■ **Work instructions**:
The entries need to be copied exactly.

■ **Data for processing**:
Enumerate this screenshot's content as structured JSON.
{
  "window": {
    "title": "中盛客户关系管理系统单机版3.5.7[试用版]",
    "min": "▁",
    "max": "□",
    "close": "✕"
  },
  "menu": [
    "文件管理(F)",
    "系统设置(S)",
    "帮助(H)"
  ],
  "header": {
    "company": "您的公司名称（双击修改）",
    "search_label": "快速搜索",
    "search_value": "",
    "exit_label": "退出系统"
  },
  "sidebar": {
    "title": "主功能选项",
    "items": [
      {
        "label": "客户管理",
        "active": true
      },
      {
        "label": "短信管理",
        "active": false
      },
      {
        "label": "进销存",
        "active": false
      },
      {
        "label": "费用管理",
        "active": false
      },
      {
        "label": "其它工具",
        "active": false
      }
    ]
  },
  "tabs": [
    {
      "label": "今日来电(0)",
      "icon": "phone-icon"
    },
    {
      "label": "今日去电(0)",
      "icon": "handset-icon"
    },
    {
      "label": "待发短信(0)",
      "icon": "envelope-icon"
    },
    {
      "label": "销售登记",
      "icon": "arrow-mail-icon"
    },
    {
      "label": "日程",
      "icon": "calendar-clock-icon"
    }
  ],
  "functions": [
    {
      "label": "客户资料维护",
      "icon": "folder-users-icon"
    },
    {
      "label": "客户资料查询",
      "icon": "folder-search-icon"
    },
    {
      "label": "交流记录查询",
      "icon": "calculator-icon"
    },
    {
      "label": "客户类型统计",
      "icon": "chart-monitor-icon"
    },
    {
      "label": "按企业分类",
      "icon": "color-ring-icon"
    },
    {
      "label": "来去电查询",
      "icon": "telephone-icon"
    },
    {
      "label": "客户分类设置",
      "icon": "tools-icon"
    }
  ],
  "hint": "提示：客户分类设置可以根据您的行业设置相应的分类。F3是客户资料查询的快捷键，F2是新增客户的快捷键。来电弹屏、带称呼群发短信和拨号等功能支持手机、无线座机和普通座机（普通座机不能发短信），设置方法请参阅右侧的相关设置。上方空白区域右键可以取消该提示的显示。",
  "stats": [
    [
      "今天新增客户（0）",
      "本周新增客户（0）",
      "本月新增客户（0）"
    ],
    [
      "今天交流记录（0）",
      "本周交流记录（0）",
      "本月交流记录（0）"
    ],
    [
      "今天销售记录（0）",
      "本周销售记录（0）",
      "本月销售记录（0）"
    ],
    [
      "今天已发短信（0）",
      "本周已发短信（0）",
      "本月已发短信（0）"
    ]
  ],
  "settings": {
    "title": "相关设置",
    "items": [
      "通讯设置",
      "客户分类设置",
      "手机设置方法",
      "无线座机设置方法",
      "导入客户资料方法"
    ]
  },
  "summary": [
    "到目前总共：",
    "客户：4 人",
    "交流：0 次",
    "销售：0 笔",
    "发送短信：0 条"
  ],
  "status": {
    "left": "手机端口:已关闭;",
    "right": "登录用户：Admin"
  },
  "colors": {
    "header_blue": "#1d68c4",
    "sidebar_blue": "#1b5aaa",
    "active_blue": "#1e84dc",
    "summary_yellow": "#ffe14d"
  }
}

■ **Solved exercise**:
Enumerate this screenshot's content as structured JSON.
{
  "window": {
    "title": "中盛客户关系管理系统单机版3.5.7[试用版]",
    "min": "▁",
    "max": "□",
    "close": "✕"
  },
  "menu": [
    "文件管理(F)",
    "系统设置(S)",
    "帮助(H)"
  ],
  "header": {
    "company": "您的公司名称（双击修改）",
    "search_label": "快速搜索",
    "search_value": "",
    "exit_label": "退出系统"
  },
  "sidebar": {
    "title": "主功能选项",
    "items": [
      {
        "label": "客户管理",
        "active": true
      },
      {
        "label": "短信管理",
        "active": false
      },
      {
        "label": "进销存",
        "active": false
      },
      {
        "label": "费用管理",
        "active": false
      },
      {
        "label": "其它工具",
        "active": false
      }
    ]
  },
  "tabs": [
    {
      "label": "今日来电(0)",
      "icon": "phone-icon"
    },
    {
      "label": "今日去电(0)",
      "icon": "handset-icon"
    },
    {
      "label": "待发短信(0)",
      "icon": "envelope-icon"
    },
    {
      "label": "销售登记",
      "icon": "arrow-mail-icon"
    },
    {
      "label": "日程",
      "icon": "calendar-clock-icon"
    }
  ],
  "functions": [
    {
      "label": "客户资料维护",
      "icon": "folder-users-icon"
    },
    {
      "label": "客户资料查询",
      "icon": "folder-search-icon"
    },
    {
      "label": "交流记录查询",
      "icon": "calculator-icon"
    },
    {
      "label": "客户类型统计",
      "icon": "chart-monitor-icon"
    },
    {
      "label": "按企业分类",
      "icon": "color-ring-icon"
    },
    {
      "label": "来去电查询",
      "icon": "telephone-icon"
    },
    {
      "label": "客户分类设置",
      "icon": "tools-icon"
    }
  ],
  "hint": "提示：客户分类设置可以根据您的行业设置相应的分类。F3是客户资料查询的快捷键，F2是新增客户的快捷键。来电弹屏、带称呼群发短信和拨号等功能支持手机、无线座机和普通座机（普通座机不能发短信），设置方法请参阅右侧的相关设置。上方空白区域右键可以取消该提示的显示。",
  "stats": [
    [
      "今天新增客户（0）",
      "本周新增客户（0）",
      "本月新增客户（0）"
    ],
    [
      "今天交流记录（0）",
      "本周交流记录（0）",
      "本月交流记录（0）"
    ],
    [
      "今天销售记录（0）",
      "本周销售记录（0）",
      "本月销售记录（0）"
    ],
    [
      "今天已发短信（0）",
      "本周已发短信（0）",
      "本月已发短信（0）"
    ]
  ],
  "settings": {
    "title": "相关设置",
    "items": [
      "通讯设置",
      "客户分类设置",
      "手机设置方法",
      "无线座机设置方法",
      "导入客户资料方法"
    ]
  },
  "summary": [
    "到目前总共：",
    "客户：4 人",
    "交流：0 次",
    "销售：0 笔",
    "发送短信：0 条"
  ],
  "status": {
    "left": "手机端口:已关闭;",
    "right": "登录用户：Admin"
  },
  "colors": {
    "header_blue": "#1d68c4",
    "sidebar_blue": "#1b5aaa",
    "active_blue": "#1e84dc",
    "summary_yellow": "#ffe14d"
  }
}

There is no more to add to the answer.